AIM OF THE TASK: Go through the data below line by line and count those containing the word "locked". Reply with the count only.

━━━ PROVIDED RECORDS ━━━

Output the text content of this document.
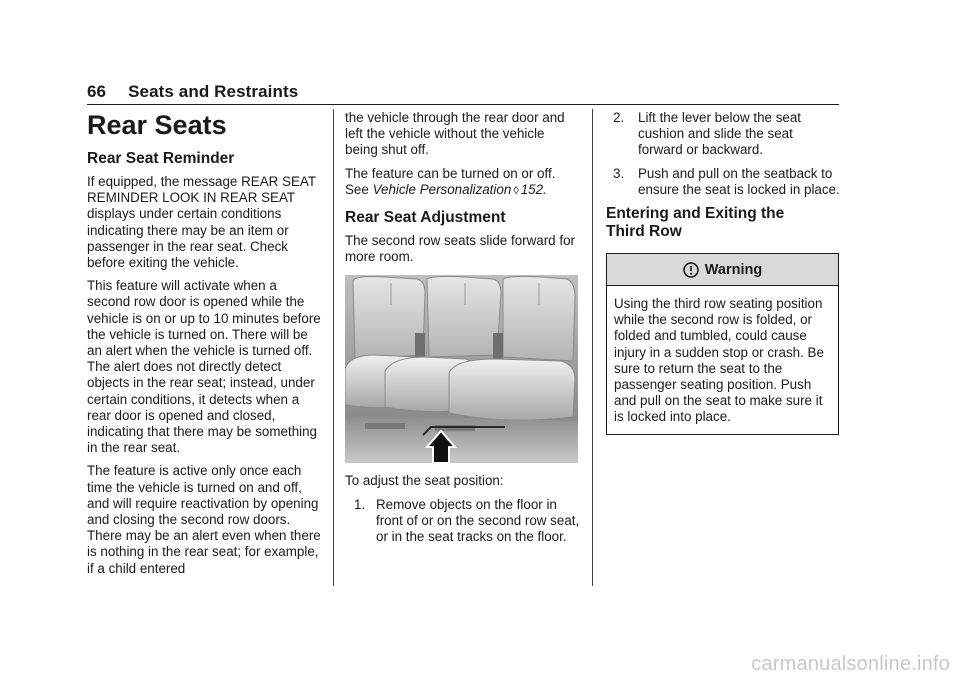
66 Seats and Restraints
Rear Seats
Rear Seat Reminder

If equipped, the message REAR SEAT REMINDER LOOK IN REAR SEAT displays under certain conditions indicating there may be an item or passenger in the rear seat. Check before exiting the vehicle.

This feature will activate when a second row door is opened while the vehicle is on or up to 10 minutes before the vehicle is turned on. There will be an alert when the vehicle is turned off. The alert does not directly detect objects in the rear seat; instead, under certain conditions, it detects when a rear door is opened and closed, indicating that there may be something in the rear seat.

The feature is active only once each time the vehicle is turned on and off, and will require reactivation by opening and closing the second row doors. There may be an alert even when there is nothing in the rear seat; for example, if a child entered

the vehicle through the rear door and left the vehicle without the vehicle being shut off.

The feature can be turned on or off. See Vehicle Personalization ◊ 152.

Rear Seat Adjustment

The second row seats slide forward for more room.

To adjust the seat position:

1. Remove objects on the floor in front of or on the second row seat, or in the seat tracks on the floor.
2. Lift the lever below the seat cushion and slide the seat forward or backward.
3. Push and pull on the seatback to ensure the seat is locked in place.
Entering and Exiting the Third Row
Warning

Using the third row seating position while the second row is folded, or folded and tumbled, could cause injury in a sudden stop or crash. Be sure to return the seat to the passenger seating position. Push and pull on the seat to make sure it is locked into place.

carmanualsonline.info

━━━
━━━ PROVIDED RECORDS ━━━

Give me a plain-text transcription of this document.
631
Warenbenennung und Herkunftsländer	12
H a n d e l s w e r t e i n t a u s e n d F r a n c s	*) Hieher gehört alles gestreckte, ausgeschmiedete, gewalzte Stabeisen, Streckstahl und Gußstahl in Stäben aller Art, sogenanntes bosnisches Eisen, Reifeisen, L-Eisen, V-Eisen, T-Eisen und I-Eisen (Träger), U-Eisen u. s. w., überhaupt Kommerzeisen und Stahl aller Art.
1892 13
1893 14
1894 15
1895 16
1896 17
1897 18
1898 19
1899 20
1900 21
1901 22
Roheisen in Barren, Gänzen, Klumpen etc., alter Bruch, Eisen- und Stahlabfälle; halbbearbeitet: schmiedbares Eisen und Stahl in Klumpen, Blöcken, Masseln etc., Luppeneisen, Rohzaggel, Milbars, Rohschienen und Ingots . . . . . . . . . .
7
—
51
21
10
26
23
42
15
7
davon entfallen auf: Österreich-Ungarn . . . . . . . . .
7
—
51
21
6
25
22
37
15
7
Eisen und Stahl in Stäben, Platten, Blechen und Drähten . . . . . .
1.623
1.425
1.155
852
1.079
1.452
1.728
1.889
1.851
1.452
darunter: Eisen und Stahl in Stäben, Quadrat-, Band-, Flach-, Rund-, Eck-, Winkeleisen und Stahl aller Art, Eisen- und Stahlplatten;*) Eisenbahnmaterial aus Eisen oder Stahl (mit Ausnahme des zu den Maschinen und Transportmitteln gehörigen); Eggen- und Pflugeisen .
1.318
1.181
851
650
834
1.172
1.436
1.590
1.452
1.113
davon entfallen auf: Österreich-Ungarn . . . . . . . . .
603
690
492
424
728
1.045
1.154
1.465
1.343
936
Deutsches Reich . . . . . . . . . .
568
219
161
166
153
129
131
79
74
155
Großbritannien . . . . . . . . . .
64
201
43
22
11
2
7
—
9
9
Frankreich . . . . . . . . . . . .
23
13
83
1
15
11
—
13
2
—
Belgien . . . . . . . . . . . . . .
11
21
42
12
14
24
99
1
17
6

━━━
━━━ PROVIDED RECORDS ━━━

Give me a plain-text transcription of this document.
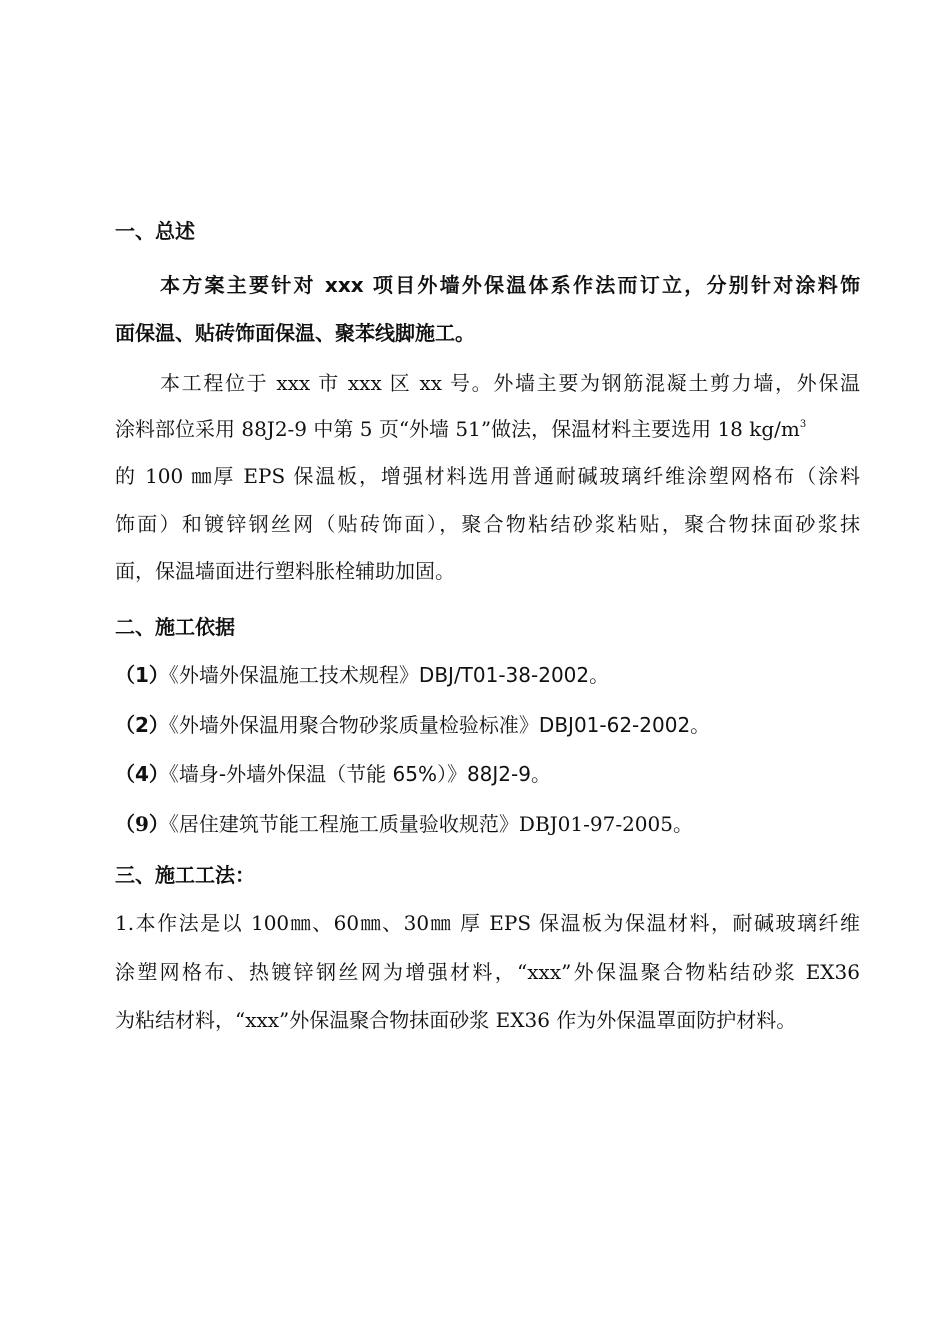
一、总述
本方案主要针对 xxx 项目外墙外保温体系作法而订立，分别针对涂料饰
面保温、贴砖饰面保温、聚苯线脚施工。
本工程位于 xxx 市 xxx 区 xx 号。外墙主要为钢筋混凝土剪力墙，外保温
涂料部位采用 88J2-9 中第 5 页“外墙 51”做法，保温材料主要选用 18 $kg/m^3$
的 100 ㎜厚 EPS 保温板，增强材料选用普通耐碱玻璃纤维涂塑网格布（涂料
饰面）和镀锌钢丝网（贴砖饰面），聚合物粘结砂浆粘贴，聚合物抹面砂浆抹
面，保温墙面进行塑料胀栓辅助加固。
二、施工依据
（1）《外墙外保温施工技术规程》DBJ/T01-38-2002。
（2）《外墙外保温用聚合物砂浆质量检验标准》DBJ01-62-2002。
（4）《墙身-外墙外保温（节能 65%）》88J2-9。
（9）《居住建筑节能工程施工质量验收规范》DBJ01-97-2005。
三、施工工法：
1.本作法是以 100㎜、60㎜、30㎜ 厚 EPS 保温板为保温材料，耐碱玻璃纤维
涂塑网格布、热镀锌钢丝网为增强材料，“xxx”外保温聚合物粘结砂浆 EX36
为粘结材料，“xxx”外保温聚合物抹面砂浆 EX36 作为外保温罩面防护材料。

━━━

SOLUTION TO THIS TASK: 2